>> start Information given

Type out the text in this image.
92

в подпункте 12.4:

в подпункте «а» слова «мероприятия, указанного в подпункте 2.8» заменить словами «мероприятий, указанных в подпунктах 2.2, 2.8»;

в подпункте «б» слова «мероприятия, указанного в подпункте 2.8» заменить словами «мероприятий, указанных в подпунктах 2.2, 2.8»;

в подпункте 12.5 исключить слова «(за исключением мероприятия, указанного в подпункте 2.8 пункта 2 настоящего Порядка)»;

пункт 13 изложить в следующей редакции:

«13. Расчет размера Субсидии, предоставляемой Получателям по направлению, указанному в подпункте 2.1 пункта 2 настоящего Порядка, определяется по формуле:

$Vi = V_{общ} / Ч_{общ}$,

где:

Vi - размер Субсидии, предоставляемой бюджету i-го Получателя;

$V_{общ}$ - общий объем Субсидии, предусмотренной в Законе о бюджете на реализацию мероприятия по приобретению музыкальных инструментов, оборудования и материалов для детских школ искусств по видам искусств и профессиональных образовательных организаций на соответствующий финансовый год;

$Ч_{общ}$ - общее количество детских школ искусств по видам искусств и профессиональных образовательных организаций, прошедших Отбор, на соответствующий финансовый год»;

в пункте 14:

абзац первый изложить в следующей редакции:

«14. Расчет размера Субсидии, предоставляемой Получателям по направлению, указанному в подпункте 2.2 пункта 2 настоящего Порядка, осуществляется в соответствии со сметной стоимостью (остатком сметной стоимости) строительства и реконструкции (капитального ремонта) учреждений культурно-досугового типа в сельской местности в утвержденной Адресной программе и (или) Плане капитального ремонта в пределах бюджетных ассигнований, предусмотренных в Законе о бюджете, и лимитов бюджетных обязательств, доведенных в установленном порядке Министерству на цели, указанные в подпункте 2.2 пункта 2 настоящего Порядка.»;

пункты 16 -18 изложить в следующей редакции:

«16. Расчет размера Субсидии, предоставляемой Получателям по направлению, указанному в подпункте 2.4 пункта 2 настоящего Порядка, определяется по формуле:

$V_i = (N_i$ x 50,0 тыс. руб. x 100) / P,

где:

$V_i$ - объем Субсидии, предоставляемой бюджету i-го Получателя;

>> end Information given

• _Goal_: Word for word, quote all of the data above.

• _Solution to the exercise_:
Type out the text in this image.
92

в подпункте 12.4:

в подпункте «а» слова «мероприятия, указанного в подпункте 2.8» заменить словами «мероприятий, указанных в подпунктах 2.2, 2.8»;

в подпункте «б» слова «мероприятия, указанного в подпункте 2.8» заменить словами «мероприятий, указанных в подпунктах 2.2, 2.8»;

в подпункте 12.5 исключить слова «(за исключением мероприятия, указанного в подпункте 2.8 пункта 2 настоящего Порядка)»;

пункт 13 изложить в следующей редакции:

«13. Расчет размера Субсидии, предоставляемой Получателям по направлению, указанному в подпункте 2.1 пункта 2 настоящего Порядка, определяется по формуле:

$Vi = V_{общ} / Ч_{общ}$,

где:

Vi - размер Субсидии, предоставляемой бюджету i-го Получателя;

$V_{общ}$ - общий объем Субсидии, предусмотренной в Законе о бюджете на реализацию мероприятия по приобретению музыкальных инструментов, оборудования и материалов для детских школ искусств по видам искусств и профессиональных образовательных организаций на соответствующий финансовый год;

$Ч_{общ}$ - общее количество детских школ искусств по видам искусств и профессиональных образовательных организаций, прошедших Отбор, на соответствующий финансовый год»;

в пункте 14:

абзац первый изложить в следующей редакции:

«14. Расчет размера Субсидии, предоставляемой Получателям по направлению, указанному в подпункте 2.2 пункта 2 настоящего Порядка, осуществляется в соответствии со сметной стоимостью (остатком сметной стоимости) строительства и реконструкции (капитального ремонта) учреждений культурно-досугового типа в сельской местности в утвержденной Адресной программе и (или) Плане капитального ремонта в пределах бюджетных ассигнований, предусмотренных в Законе о бюджете, и лимитов бюджетных обязательств, доведенных в установленном порядке Министерству на цели, указанные в подпункте 2.2 пункта 2 настоящего Порядка.»;

пункты 16 -18 изложить в следующей редакции:

«16. Расчет размера Субсидии, предоставляемой Получателям по направлению, указанному в подпункте 2.4 пункта 2 настоящего Порядка, определяется по формуле:

$V_i = (N_i$ x 50,0 тыс. руб. x 100) / P,

где:

$V_i$ - объем Субсидии, предоставляемой бюджету i-го Получателя;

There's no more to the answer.